::: MATERIAL PROVIDED :::

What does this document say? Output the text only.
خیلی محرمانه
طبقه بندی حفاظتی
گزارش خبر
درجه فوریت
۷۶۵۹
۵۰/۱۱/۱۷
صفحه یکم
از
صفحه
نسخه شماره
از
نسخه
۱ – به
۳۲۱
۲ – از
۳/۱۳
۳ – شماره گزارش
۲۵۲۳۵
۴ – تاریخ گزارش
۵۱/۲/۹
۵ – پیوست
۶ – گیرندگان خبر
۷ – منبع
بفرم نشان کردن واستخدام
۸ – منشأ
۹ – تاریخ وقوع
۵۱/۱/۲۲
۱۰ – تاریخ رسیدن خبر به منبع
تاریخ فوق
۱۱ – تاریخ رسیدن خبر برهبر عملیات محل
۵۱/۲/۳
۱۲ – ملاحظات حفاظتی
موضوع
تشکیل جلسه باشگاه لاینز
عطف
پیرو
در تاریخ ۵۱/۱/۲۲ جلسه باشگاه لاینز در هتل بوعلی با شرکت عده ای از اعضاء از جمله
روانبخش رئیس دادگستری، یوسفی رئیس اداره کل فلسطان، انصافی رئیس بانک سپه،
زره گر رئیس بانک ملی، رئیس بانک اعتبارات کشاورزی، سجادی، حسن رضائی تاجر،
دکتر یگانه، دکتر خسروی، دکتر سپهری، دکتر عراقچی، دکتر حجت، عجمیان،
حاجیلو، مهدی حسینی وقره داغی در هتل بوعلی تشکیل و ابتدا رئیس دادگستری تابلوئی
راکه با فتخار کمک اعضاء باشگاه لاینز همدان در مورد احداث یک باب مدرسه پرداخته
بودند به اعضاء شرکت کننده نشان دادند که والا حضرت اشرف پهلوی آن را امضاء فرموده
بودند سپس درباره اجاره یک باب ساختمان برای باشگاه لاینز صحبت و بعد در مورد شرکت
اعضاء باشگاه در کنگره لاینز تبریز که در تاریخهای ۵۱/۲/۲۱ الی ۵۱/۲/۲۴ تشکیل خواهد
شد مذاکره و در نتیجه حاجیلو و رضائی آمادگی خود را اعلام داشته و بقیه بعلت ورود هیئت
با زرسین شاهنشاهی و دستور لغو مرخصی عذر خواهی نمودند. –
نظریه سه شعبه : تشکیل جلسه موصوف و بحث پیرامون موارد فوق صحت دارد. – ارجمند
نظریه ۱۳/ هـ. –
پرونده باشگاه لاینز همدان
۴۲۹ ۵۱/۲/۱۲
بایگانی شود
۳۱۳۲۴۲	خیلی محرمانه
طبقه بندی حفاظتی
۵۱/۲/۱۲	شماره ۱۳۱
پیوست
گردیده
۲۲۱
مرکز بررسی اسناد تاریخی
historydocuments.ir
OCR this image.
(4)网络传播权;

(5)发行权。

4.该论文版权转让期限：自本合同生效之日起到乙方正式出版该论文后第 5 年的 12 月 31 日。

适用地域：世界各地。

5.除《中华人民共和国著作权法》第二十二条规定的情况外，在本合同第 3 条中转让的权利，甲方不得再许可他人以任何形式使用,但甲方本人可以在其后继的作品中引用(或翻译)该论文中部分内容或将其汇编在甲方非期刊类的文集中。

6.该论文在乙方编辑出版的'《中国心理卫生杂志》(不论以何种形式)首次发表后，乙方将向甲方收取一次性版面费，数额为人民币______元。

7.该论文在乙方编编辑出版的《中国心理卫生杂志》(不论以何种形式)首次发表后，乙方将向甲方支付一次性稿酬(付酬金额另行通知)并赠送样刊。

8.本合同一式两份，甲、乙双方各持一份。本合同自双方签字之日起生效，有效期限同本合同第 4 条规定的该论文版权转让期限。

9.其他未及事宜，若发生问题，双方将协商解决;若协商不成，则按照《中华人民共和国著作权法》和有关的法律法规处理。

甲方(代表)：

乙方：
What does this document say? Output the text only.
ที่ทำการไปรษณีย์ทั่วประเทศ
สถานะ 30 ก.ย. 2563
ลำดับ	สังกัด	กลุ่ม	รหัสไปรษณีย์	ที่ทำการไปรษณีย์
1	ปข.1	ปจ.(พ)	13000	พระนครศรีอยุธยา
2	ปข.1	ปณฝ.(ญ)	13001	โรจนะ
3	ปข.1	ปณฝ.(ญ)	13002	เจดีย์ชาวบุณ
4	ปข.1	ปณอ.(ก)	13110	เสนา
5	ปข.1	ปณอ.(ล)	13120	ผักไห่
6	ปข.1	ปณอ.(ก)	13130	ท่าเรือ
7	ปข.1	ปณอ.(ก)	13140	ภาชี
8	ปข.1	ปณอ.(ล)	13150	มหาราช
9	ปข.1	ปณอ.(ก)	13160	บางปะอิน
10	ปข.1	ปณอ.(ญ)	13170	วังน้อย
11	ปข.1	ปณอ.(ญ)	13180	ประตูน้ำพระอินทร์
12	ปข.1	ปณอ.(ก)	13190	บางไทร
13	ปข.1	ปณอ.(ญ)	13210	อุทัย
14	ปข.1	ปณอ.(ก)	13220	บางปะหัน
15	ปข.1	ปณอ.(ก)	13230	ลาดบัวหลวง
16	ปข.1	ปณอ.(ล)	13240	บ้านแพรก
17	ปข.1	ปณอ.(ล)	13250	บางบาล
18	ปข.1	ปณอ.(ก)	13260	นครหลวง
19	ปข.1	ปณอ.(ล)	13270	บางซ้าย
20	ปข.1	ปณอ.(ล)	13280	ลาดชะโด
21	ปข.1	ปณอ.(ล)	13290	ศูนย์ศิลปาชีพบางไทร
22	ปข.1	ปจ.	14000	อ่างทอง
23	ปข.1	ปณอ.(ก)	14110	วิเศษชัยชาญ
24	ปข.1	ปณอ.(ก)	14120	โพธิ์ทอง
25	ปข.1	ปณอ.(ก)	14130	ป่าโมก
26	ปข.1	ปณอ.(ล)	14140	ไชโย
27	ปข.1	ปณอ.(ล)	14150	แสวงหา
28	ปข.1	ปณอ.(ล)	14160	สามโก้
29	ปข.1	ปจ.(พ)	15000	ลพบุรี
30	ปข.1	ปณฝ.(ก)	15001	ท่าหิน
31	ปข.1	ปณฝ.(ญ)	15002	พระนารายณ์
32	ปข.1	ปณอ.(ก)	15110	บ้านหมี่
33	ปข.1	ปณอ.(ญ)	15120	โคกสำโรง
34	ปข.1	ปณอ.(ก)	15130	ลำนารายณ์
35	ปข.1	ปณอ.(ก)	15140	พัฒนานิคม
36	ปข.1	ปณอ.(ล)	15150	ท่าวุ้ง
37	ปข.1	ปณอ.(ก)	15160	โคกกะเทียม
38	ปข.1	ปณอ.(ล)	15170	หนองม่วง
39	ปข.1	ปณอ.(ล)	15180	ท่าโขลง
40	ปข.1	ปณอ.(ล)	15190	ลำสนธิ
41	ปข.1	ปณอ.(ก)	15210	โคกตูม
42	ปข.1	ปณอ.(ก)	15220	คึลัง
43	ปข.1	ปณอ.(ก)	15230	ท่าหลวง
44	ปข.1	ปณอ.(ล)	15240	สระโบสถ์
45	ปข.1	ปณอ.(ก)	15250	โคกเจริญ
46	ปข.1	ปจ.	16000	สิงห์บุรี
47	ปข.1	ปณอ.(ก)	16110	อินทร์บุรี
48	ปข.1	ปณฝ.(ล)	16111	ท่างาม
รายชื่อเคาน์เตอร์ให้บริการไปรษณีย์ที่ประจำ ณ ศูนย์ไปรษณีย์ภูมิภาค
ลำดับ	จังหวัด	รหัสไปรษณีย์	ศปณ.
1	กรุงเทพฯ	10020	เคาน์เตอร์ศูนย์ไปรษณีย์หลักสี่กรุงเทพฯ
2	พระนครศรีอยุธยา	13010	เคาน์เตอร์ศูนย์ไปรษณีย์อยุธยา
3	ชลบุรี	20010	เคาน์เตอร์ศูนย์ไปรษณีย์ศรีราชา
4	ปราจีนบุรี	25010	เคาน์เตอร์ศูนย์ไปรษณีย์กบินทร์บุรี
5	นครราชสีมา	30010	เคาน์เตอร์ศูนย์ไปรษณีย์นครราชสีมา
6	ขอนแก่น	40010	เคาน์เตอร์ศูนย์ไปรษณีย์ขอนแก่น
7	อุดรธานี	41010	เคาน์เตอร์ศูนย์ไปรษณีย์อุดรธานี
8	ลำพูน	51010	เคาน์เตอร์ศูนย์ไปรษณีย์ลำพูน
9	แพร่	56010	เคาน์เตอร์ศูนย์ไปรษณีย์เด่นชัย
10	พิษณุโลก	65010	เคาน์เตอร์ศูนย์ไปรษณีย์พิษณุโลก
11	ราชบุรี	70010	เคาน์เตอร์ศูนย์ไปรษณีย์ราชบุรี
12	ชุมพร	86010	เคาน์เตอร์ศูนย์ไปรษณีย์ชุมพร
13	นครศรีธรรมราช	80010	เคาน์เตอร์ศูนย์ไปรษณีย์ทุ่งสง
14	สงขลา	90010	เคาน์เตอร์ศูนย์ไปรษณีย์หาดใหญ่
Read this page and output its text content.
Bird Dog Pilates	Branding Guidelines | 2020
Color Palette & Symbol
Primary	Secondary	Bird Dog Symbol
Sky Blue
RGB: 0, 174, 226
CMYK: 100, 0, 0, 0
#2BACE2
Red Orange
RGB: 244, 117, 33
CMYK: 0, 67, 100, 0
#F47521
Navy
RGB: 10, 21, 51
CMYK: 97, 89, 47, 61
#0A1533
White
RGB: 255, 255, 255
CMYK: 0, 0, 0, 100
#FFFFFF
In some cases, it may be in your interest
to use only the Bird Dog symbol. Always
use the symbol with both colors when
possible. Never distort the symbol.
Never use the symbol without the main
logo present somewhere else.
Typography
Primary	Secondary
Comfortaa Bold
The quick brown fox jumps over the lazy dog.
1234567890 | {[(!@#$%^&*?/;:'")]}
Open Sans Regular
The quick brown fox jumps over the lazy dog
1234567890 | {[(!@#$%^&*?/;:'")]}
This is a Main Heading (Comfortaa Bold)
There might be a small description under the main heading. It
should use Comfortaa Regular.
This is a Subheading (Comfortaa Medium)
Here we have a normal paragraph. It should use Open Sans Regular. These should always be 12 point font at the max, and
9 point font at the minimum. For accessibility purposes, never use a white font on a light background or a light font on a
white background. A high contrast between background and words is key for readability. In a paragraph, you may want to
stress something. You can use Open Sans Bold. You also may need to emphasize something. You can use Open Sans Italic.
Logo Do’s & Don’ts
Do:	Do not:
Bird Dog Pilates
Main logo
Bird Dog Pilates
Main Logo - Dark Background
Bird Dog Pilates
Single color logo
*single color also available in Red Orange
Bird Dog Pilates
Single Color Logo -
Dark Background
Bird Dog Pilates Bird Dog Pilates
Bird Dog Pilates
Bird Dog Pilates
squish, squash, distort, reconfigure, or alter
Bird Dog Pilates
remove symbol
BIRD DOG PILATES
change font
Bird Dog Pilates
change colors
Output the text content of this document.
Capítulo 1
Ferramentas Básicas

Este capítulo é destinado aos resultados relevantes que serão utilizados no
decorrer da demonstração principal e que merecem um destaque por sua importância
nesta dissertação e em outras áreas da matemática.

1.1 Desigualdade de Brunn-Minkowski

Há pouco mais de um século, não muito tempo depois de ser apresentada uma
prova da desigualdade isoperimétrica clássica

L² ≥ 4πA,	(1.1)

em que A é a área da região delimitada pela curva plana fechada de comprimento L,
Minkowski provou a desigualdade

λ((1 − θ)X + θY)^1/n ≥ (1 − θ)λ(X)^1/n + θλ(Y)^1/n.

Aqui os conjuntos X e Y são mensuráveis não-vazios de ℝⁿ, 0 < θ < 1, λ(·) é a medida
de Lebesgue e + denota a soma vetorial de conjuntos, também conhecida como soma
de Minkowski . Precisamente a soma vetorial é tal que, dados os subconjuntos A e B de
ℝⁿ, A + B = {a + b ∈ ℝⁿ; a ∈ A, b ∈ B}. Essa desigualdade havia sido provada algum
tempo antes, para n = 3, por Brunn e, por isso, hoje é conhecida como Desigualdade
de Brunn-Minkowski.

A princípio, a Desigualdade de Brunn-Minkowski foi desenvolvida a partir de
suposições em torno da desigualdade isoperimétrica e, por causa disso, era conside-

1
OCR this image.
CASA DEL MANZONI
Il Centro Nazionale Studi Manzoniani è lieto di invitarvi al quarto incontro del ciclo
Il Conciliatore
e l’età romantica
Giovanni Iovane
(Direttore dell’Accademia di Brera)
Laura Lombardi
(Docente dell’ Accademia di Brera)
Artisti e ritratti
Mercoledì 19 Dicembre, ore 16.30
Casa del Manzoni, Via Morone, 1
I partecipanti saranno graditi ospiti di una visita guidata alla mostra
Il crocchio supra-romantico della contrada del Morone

:::

INSTRUCTION: Using the listing above, return all lines where the word "vetorial" occurs.

CORRECT OUTPUT:
de Lebesgue e + denota a soma vetorial de conjuntos, também conhecida como soma
de Minkowski . Precisamente a soma vetorial é tal que, dados os subconjuntos A e B de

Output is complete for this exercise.